Ejercicios:
A - Resuma en forma de lista el párrafo del texto sobre el plebiscito que empieza con "Prometedores, los pronunciamientos", conservando sus datos principales.
B - Prosiga el texto sobre el plebiscito a partir de su última oración.

---------- Texto base

Dos expresiones de indignación, de cepas opuestas, protagonizaron la crisis que rodeó a la derrota del Sí en el plebiscito. Una, prefabricada por el uribismo, retorció estratagemas de campaña montadas sobre el miedo y la mentira para mover a votar con rabia contra el acuerdo de paz. Alcanzó la cima de envilecimiento de la política inmortalizada en Ñoños y Pretelts y Palomas y Ubérrimos y Mancusos. Y ganó. Otra, abanderada por decenas de miles de jóvenes, se tomó calles y plazas para exigir la paz que se embolataba entre aquellos vericuetos repulsivos.

Así se sumaba la muchachada, como actor de primera línea en momento de definiciones dramáticas, a las víctimas y a los centenares de iniciativas de reconciliación y reconstrucción del tejido social que los dolientes de la guerra desarrollan en las regiones olvidadas, donde ganó el Sí. Cuarenta mil personas se atiborraron en la Plaza de Bolívar de Bogotá, en silencio sobrecogedor, solo quebrantado para entonar, entre lágrimas, el himno nacional. Quince mil desfilaron en Medellín, al grito de “Antioquia no es Uribe”. Histórico. Y en Cali, miles también. Votantes del Sí y votantes del No, compactados en la divisa de “abrazar lo que nos une, rechazar lo que nos divide”, en pos de la paz, pues “volver a la guerra es éticamente imposible”. Exigieron eludir el embeleco de una constituyente; negociar sobre lo ya firmado, sin aventurar borrón y cuenta nueva; mantener el cese el fuego bilateral; y renegociar aprisa, de modo que la mesa de diálogo no derive en instrumento de campaña para las elecciones de 2018. Al campamento por la paz que crece en carpas día a día y sólo se levantará cuando haya acuerdo, se unirán indígenas y campesinos que marchan hacia Bogotá desde distintas zonas del país.

Prometedores, los pronunciamientos de la sociedad civil. Pero no porque puedan ellos suplantar en un suspiro a la política tradicional, sino porque movilización tan afirmativa e inesperada presiona una renegociación más equilibrada y expedita de lo que Álvaro Uribe quisiera. Empeñado como parece en ondear las mismas banderas de campaña, provocaría dos efectos demoledores: primero, insistir en condiciones de rendición para una guerrilla no derrotada, será dinamitar el acuerdo alcanzado y volver a la guerra. Segundo, malograr la reforma rural del acuerdo será reavivar la llama de la conflagración. Ambos caminos conducen al boicot de la paz.

--------------------
---------- Datos del ejercicio

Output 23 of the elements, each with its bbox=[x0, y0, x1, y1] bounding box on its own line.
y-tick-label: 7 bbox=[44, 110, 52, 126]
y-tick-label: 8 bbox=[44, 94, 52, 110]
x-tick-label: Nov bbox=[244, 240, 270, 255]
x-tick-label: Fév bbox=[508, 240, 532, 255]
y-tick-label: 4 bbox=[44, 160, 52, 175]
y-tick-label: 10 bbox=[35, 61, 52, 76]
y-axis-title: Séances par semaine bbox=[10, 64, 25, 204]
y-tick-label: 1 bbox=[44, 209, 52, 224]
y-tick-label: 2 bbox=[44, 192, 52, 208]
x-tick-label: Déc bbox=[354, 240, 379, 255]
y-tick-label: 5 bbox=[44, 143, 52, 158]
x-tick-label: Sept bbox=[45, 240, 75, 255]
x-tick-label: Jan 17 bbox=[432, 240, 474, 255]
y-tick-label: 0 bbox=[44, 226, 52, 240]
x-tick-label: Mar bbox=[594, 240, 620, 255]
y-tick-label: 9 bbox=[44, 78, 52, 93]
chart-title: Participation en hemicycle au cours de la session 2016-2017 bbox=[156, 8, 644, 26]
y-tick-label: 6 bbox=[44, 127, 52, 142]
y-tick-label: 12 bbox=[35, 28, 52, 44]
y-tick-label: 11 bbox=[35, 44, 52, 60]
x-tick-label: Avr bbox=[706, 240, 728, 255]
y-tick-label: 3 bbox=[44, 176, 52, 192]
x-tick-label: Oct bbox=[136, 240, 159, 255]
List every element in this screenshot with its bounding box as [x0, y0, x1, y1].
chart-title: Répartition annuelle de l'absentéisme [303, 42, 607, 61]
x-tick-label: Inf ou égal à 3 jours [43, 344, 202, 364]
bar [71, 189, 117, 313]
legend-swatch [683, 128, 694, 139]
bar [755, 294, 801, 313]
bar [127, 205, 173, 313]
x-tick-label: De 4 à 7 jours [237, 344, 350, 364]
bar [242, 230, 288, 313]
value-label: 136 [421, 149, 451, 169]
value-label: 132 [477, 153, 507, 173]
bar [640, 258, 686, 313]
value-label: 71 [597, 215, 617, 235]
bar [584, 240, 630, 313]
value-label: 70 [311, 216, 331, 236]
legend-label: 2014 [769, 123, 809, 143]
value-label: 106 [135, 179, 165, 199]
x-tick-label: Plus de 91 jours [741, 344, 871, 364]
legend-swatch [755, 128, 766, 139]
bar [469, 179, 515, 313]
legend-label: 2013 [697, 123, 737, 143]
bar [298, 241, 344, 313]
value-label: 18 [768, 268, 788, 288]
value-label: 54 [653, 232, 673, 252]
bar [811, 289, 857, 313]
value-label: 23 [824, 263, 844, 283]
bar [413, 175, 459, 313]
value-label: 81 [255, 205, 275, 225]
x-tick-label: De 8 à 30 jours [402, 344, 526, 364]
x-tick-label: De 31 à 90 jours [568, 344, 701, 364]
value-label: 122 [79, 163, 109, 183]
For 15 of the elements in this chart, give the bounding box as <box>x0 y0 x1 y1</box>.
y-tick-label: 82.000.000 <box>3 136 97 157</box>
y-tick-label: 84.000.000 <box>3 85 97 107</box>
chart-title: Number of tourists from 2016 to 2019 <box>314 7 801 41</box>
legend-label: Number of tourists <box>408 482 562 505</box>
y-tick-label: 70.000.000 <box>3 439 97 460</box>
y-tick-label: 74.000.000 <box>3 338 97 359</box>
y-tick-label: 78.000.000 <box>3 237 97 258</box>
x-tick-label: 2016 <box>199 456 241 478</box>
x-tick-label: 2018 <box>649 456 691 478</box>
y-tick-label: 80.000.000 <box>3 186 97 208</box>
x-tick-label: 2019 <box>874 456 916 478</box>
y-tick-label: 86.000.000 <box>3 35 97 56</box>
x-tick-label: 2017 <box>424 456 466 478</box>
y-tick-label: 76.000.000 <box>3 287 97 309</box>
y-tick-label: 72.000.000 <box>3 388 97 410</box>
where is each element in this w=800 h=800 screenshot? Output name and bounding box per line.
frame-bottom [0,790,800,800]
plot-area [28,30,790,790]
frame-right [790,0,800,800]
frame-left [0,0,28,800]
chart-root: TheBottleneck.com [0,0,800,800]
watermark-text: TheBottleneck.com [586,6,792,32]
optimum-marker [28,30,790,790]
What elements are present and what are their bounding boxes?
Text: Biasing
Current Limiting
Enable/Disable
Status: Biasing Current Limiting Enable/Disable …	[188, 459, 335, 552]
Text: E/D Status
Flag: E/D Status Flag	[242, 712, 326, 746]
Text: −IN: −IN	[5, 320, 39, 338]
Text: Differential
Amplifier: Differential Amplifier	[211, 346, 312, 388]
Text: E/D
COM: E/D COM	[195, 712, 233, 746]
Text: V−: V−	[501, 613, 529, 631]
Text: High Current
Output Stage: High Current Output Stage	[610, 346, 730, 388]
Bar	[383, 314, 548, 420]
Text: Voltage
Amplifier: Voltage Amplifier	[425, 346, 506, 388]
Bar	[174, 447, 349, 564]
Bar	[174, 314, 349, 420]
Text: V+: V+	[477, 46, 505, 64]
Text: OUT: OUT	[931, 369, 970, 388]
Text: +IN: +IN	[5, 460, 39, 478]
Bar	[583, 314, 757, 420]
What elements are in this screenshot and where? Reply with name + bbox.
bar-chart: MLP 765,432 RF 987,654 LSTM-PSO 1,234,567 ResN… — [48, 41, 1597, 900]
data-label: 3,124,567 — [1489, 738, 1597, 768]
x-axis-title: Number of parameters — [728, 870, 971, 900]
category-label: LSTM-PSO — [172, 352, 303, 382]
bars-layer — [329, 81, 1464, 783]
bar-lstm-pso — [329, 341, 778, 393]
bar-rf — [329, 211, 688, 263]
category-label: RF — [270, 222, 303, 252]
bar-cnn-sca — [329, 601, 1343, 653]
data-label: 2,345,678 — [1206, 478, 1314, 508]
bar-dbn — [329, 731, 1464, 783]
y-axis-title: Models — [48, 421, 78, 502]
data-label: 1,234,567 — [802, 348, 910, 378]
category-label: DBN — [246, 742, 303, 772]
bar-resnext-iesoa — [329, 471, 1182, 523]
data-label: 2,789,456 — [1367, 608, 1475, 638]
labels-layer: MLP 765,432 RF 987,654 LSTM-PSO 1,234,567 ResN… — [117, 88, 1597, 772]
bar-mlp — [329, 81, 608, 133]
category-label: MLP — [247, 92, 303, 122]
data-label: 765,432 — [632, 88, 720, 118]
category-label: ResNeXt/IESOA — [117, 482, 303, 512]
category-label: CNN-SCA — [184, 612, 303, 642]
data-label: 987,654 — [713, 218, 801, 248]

--------------------

Soluciones:
A -
- Los pronunciamientos de la sociedad civil son prometedores. No lo son porque puedan reemplazar de inmediato a la política tradicional, sino porque la movilización presiona una renegociación más equilibrada y rápida de lo que quisiera Álvaro Uribe.
- Si Uribe sigue con las mismas banderas de campaña, provocaría dos efectos:
  1. Exigir condiciones de rendición a una guerrilla no derrotada dinamitaría el acuerdo y devolvería al país a la guerra.
  2. Malograr la reforma rural del acuerdo reavivaría el conflicto.
- Ambos caminos llevan al boicot de la paz.

B -
Más ahora, cuando el destape de la oscura campaña del Centro Democrático que deja estupefactos a propios y extraños le niega legitimidad, autoridad moral y política para pretenderse vocero del No que sí quería la paz, y hoy se siente estafado por sus dirigentes. Y cuando su contraparte en la negociación es el hombre ungido con la más elevada distinción que el mundo concede a hacedores de paz. Al presidente Santos, admirable batallador por el derecho a la paz.

Movilización de la sociedad civil, acompañamiento irrestricto de la comunidad internacional y dignidad de las víctimas desvanecen el temor de que pueda gestarse una componenda entre elites, como la del Frente Nacional. Los partidos tradicionales no son hoy las colectividades de adscripción ciudadana masiva que en 1957 obraban como factor esencial de cohesión en la sociedad. Han derivado en cascarones de corrupción, sin ideas, ajenos a los anhelos del pueblo e infectados de paramilitarismo.

Aclarar y corregir puntos específicos del acuerdo de La Habana, como lo prometieron en campaña los promotores del No, no deberá comprometer el tratado de paz más consistente que se conozca con una guerrilla. Para asegurarlo está el ojo vigilante de la aplastante mayoría que quiere la paz. Y la primavera criolla que seguirá copando nuestras plazas de Bolívar.